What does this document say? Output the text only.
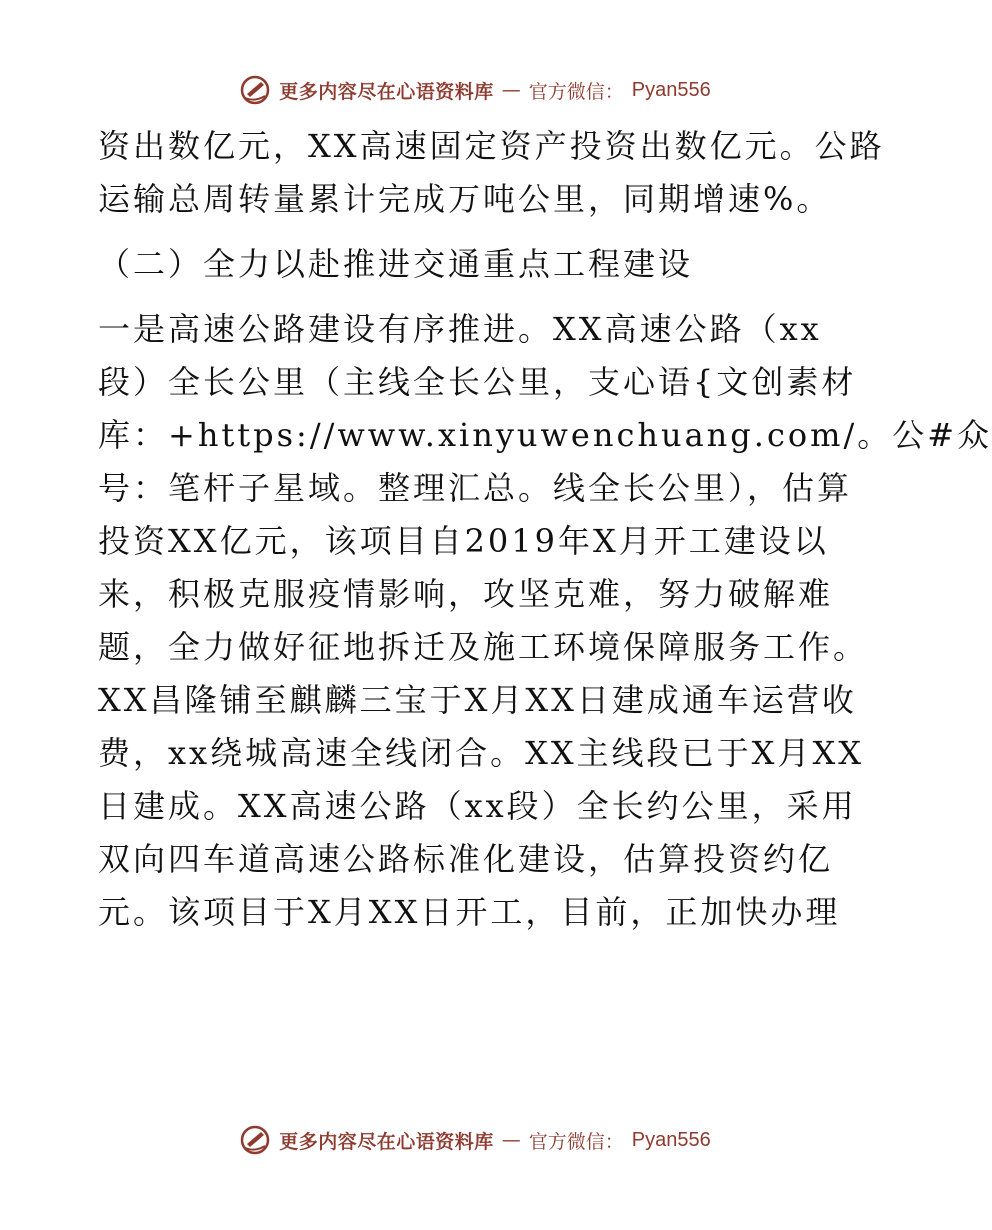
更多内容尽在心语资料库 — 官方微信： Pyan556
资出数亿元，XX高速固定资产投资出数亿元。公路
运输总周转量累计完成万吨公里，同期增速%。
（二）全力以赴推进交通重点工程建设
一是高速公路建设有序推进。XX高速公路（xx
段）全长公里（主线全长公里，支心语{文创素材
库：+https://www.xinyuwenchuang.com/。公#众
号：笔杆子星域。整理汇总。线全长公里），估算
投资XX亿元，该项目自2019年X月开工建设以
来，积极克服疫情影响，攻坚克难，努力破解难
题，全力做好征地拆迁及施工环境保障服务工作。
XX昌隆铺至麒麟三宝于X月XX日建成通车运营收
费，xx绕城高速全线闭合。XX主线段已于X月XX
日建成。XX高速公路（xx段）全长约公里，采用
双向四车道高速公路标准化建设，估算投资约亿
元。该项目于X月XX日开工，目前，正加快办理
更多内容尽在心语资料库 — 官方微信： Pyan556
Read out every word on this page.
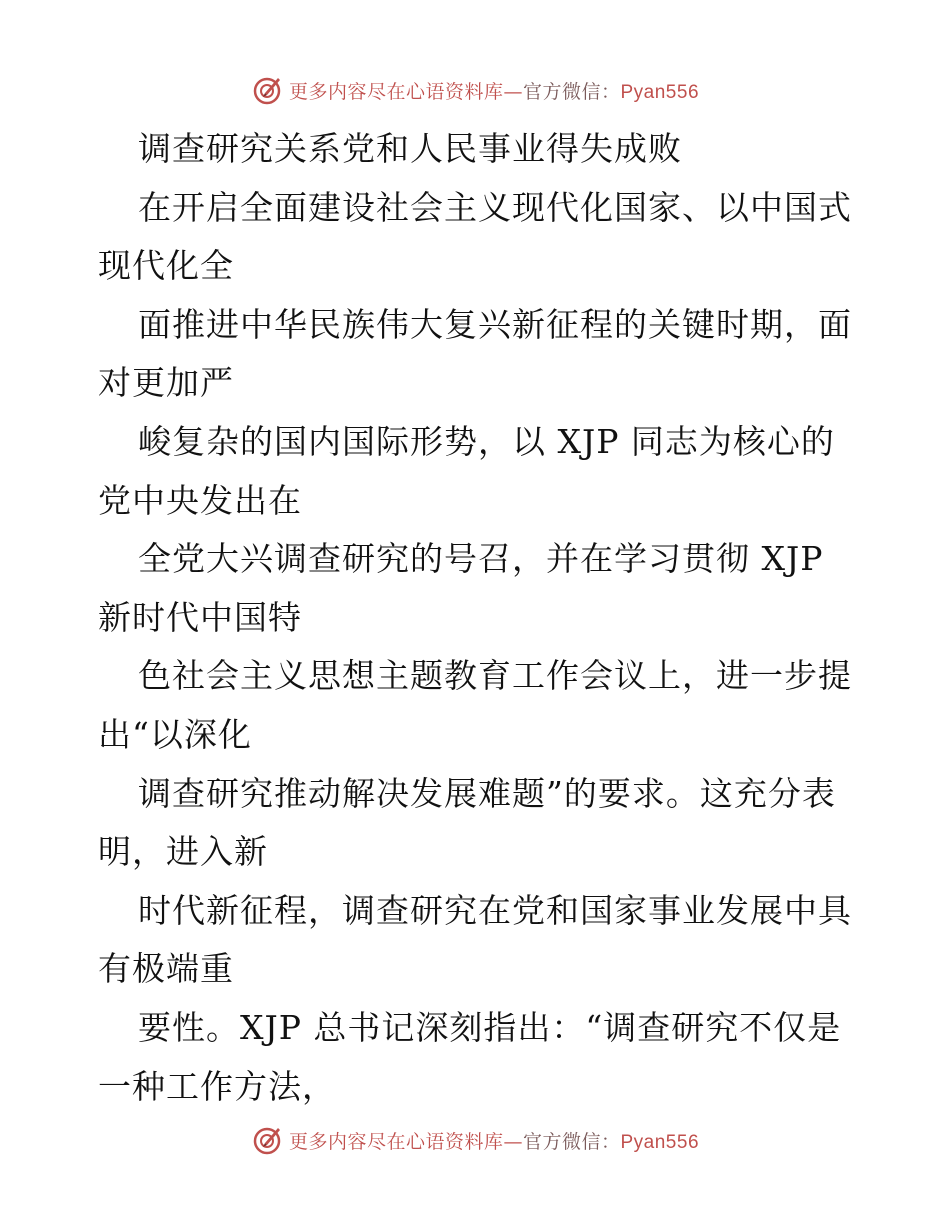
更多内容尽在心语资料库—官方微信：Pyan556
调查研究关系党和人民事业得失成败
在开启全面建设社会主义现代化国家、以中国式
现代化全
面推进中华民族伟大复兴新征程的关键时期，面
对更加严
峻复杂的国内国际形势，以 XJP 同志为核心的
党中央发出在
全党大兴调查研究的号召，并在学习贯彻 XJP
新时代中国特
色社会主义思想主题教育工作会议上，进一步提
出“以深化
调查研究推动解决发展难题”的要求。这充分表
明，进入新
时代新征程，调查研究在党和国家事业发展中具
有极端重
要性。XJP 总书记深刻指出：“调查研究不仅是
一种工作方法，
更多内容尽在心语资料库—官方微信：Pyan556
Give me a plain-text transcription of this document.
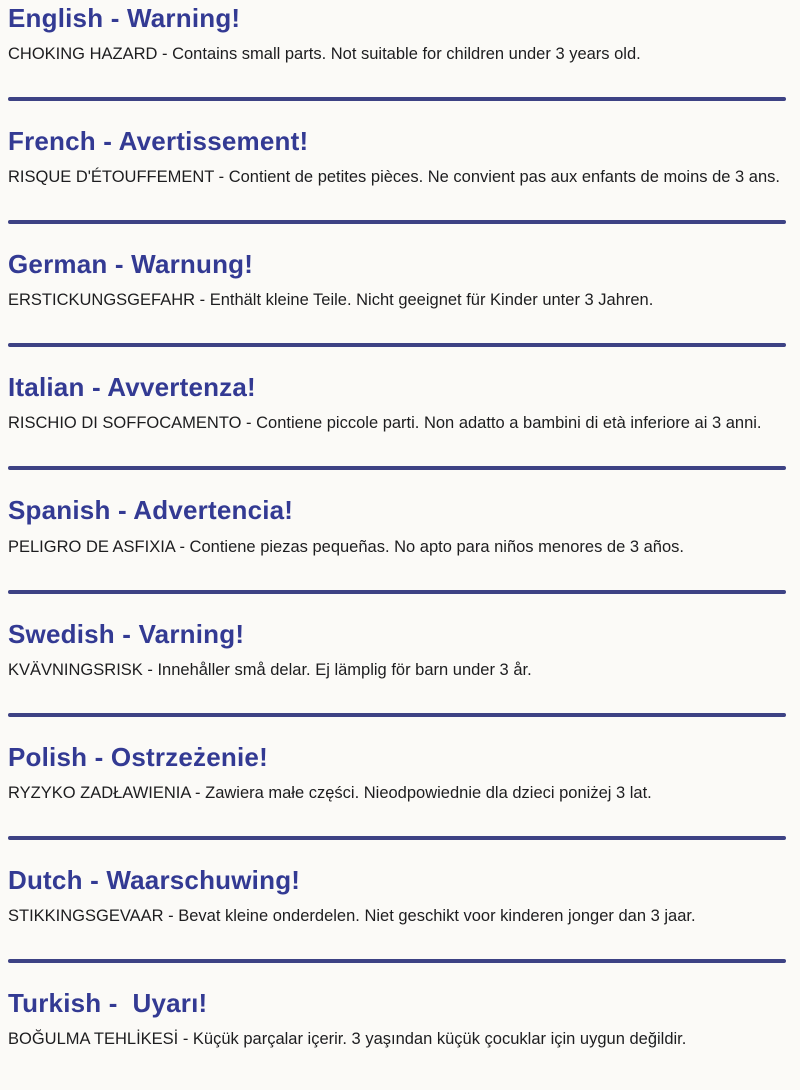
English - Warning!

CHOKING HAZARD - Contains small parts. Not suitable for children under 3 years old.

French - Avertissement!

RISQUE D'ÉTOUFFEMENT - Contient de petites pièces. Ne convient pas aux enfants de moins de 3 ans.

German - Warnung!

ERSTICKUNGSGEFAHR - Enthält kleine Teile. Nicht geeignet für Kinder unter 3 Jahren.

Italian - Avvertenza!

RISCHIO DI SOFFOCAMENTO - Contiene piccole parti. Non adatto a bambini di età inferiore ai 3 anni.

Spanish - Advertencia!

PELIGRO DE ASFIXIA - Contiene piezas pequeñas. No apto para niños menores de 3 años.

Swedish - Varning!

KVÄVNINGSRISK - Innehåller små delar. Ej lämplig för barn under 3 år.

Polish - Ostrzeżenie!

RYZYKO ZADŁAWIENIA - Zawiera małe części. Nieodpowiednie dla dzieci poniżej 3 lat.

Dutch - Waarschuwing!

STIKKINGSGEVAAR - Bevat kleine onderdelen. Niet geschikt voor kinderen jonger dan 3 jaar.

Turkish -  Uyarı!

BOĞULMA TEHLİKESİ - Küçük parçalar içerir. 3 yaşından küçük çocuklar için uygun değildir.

Task requirements:
Pick out the lines containing the string "under" and show them.

Output for this task:
CHOKING HAZARD - Contains small parts. Not suitable for children under 3 years old.
KVÄVNINGSRISK - Innehåller små delar. Ej lämplig för barn under 3 år.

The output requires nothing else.